=== Task directions ===
Identify the lines that include the word "Defense", then copy all of them.

=== Material supplied ===
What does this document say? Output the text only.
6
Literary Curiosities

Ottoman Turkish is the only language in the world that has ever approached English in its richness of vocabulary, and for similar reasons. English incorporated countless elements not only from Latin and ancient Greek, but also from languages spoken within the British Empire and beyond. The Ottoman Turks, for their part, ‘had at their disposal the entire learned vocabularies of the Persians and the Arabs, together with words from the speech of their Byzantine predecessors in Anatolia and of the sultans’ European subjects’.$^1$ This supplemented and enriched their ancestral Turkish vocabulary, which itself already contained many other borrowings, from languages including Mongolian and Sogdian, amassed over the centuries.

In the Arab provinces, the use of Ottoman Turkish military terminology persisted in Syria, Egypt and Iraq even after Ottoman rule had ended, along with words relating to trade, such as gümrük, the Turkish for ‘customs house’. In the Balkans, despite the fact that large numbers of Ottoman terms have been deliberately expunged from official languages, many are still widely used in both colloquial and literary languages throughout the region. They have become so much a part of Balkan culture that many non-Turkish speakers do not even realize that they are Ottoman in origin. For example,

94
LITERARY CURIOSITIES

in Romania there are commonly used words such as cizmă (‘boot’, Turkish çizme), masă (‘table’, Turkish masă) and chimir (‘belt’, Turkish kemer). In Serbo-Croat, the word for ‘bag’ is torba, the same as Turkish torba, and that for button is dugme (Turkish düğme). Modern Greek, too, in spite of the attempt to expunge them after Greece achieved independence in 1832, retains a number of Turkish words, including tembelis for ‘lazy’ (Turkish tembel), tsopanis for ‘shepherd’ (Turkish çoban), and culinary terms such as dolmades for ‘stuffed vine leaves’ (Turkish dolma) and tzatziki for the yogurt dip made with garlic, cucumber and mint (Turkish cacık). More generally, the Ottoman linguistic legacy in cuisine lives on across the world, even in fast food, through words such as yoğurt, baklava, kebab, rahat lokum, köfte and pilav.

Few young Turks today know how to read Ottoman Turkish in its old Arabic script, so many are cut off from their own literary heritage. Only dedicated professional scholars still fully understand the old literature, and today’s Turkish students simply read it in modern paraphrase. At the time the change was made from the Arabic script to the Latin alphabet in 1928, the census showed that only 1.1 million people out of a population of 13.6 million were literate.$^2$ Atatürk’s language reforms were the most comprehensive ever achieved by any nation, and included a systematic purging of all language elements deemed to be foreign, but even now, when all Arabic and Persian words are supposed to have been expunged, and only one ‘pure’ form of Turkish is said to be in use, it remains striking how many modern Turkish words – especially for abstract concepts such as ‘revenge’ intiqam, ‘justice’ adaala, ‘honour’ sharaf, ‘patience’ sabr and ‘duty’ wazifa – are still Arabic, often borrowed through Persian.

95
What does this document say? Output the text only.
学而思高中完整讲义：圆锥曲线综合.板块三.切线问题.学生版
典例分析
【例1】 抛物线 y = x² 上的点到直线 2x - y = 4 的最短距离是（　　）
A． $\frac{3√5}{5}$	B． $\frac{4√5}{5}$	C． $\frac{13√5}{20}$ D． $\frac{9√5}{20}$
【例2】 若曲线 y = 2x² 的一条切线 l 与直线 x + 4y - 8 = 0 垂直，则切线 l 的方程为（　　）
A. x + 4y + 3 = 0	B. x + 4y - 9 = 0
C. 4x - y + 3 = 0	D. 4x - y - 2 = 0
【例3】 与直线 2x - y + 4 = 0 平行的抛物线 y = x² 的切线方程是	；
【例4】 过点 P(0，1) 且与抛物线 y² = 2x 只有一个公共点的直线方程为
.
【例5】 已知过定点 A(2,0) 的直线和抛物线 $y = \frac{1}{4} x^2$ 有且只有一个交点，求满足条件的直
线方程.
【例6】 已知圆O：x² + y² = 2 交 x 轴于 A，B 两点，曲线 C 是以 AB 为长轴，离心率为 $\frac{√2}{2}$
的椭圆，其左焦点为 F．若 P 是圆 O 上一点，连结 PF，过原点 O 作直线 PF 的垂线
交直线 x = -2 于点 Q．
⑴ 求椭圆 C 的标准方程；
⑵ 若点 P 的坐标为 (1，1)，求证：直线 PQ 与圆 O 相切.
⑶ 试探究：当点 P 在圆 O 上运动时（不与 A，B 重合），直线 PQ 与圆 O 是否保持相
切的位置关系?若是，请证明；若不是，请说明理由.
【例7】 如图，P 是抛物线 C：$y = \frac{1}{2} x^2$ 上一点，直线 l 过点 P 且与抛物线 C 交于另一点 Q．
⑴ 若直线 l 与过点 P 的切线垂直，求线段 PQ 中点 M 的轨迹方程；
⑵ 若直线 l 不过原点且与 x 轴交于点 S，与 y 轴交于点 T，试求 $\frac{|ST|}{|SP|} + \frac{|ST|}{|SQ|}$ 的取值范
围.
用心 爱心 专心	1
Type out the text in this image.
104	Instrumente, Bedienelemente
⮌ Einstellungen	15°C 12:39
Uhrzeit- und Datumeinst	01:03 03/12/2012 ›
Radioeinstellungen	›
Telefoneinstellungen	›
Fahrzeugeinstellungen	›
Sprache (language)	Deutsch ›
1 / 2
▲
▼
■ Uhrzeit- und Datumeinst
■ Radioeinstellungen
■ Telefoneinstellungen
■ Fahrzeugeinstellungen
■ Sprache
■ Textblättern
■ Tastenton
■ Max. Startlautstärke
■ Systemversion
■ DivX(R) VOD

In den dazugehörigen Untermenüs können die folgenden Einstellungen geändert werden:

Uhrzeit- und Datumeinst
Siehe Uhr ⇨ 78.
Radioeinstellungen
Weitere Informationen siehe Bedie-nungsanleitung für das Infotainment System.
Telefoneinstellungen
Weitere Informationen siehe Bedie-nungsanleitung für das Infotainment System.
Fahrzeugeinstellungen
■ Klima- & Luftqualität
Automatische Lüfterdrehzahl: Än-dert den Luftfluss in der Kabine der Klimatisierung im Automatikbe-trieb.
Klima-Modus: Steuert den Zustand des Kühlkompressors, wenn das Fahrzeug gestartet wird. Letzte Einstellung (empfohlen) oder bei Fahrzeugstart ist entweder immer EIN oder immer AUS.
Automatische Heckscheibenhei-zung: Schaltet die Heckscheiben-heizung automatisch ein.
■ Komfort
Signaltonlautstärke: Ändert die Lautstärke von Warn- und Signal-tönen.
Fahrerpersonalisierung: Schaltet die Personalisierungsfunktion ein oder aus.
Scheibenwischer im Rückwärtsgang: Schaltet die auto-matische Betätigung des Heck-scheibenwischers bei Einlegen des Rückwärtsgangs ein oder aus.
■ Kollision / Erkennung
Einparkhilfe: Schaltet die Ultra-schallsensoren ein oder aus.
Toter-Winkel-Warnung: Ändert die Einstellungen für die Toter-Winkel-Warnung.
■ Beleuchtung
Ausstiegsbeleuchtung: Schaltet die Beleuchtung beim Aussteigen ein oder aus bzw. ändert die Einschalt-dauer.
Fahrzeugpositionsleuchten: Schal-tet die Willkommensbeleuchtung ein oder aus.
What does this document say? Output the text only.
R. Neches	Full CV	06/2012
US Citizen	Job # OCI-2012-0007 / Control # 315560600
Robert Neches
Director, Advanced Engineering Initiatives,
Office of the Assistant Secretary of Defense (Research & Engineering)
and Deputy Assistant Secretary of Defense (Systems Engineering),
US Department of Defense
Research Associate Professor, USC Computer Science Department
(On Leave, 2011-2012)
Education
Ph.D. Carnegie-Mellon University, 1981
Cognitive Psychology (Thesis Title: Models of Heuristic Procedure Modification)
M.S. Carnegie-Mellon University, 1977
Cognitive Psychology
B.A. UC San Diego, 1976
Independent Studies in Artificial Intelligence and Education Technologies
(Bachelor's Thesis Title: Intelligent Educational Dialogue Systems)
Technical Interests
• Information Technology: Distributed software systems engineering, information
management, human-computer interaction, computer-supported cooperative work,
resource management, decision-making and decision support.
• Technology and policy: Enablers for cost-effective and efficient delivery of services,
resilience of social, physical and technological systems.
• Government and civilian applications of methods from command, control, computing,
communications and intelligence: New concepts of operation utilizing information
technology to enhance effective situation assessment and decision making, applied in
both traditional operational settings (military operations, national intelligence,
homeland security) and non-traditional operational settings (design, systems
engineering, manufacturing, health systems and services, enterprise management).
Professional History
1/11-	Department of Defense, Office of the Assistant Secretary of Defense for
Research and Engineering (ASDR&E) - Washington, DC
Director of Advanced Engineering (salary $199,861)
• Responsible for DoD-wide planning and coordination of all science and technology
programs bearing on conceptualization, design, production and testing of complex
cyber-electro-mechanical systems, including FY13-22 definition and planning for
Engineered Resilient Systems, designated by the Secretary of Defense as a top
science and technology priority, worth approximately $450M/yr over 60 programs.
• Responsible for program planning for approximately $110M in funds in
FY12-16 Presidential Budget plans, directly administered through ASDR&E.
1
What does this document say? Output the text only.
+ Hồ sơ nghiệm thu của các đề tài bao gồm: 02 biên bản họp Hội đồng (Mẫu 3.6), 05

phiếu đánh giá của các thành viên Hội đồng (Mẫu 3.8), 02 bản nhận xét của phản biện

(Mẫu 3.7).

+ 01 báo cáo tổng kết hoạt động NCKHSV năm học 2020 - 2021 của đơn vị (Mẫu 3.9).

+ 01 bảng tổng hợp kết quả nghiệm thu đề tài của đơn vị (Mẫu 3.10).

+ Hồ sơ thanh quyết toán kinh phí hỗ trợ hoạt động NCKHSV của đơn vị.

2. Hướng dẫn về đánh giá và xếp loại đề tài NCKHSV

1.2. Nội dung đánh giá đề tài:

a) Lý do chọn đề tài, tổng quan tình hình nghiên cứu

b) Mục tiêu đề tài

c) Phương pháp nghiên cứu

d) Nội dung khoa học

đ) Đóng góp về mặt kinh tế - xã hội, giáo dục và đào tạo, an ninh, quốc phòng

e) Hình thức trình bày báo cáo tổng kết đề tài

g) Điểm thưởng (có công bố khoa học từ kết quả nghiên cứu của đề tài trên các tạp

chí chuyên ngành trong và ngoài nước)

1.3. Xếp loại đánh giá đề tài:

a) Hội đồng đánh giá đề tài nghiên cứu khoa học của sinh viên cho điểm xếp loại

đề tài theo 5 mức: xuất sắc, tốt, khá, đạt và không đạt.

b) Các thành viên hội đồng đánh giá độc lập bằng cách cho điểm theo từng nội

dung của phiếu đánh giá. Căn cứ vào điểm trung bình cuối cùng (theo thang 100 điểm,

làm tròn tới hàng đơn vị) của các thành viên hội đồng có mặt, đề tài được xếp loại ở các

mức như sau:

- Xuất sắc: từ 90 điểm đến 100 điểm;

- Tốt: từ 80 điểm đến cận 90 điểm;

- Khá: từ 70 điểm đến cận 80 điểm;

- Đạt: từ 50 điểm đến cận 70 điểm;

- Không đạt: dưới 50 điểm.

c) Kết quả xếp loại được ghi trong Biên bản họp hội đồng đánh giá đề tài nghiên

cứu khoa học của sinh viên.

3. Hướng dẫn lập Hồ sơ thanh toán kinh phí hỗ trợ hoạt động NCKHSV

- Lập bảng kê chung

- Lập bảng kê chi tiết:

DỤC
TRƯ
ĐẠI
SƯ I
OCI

=== Solution ===
Office of the Assistant Secretary of Defense (Research & Engineering)
and Deputy Assistant Secretary of Defense (Systems Engineering),
US Department of Defense
1/11-	Department of Defense, Office of the Assistant Secretary of Defense for
Engineered Resilient Systems, designated by the Secretary of Defense as a top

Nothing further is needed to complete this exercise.